◆ Brief
Reproduce all entries word for word.

* START Supplied records *

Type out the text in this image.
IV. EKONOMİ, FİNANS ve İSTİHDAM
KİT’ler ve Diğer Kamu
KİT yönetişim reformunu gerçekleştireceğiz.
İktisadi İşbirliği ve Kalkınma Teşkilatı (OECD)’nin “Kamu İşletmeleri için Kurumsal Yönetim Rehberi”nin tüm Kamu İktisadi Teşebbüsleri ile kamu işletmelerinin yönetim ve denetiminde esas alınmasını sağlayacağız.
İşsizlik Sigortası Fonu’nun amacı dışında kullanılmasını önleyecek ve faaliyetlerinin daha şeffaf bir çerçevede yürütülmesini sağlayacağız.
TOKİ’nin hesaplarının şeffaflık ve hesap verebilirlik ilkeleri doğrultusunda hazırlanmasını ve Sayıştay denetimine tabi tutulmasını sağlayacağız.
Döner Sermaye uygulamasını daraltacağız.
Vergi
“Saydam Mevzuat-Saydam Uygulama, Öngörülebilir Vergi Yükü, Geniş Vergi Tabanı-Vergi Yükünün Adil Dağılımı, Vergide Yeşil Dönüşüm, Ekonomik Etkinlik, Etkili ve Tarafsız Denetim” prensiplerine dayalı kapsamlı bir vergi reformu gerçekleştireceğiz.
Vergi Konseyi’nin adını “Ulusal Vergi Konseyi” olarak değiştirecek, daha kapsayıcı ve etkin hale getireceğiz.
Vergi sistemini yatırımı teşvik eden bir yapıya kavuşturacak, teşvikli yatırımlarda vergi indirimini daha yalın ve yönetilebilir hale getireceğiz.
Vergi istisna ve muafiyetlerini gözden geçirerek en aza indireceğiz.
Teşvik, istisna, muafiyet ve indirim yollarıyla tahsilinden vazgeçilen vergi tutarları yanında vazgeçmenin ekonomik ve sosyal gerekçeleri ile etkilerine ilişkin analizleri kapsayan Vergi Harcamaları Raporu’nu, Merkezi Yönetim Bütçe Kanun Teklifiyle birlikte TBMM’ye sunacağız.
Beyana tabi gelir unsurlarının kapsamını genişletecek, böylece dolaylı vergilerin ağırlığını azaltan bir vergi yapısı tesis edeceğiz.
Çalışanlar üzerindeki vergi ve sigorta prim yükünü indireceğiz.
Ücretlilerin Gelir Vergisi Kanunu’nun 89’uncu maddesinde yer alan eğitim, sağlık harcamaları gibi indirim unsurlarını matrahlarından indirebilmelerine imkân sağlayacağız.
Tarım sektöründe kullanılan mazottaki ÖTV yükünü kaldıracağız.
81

* END Supplied records *

◆ Task response
Type out the text in this image.
IV. EKONOMİ, FİNANS ve İSTİHDAM
KİT’ler ve Diğer Kamu
KİT yönetişim reformunu gerçekleştireceğiz.
İktisadi İşbirliği ve Kalkınma Teşkilatı (OECD)’nin “Kamu İşletmeleri için Kurumsal Yönetim Rehberi”nin tüm Kamu İktisadi Teşebbüsleri ile kamu işletmelerinin yönetim ve denetiminde esas alınmasını sağlayacağız.
İşsizlik Sigortası Fonu’nun amacı dışında kullanılmasını önleyecek ve faaliyetlerinin daha şeffaf bir çerçevede yürütülmesini sağlayacağız.
TOKİ’nin hesaplarının şeffaflık ve hesap verebilirlik ilkeleri doğrultusunda hazırlanmasını ve Sayıştay denetimine tabi tutulmasını sağlayacağız.
Döner Sermaye uygulamasını daraltacağız.
Vergi
“Saydam Mevzuat-Saydam Uygulama, Öngörülebilir Vergi Yükü, Geniş Vergi Tabanı-Vergi Yükünün Adil Dağılımı, Vergide Yeşil Dönüşüm, Ekonomik Etkinlik, Etkili ve Tarafsız Denetim” prensiplerine dayalı kapsamlı bir vergi reformu gerçekleştireceğiz.
Vergi Konseyi’nin adını “Ulusal Vergi Konseyi” olarak değiştirecek, daha kapsayıcı ve etkin hale getireceğiz.
Vergi sistemini yatırımı teşvik eden bir yapıya kavuşturacak, teşvikli yatırımlarda vergi indirimini daha yalın ve yönetilebilir hale getireceğiz.
Vergi istisna ve muafiyetlerini gözden geçirerek en aza indireceğiz.
Teşvik, istisna, muafiyet ve indirim yollarıyla tahsilinden vazgeçilen vergi tutarları yanında vazgeçmenin ekonomik ve sosyal gerekçeleri ile etkilerine ilişkin analizleri kapsayan Vergi Harcamaları Raporu’nu, Merkezi Yönetim Bütçe Kanun Teklifiyle birlikte TBMM’ye sunacağız.
Beyana tabi gelir unsurlarının kapsamını genişletecek, böylece dolaylı vergilerin ağırlığını azaltan bir vergi yapısı tesis edeceğiz.
Çalışanlar üzerindeki vergi ve sigorta prim yükünü indireceğiz.
Ücretlilerin Gelir Vergisi Kanunu’nun 89’uncu maddesinde yer alan eğitim, sağlık harcamaları gibi indirim unsurlarını matrahlarından indirebilmelerine imkân sağlayacağız.
Tarım sektöründe kullanılan mazottaki ÖTV yükünü kaldıracağız.
81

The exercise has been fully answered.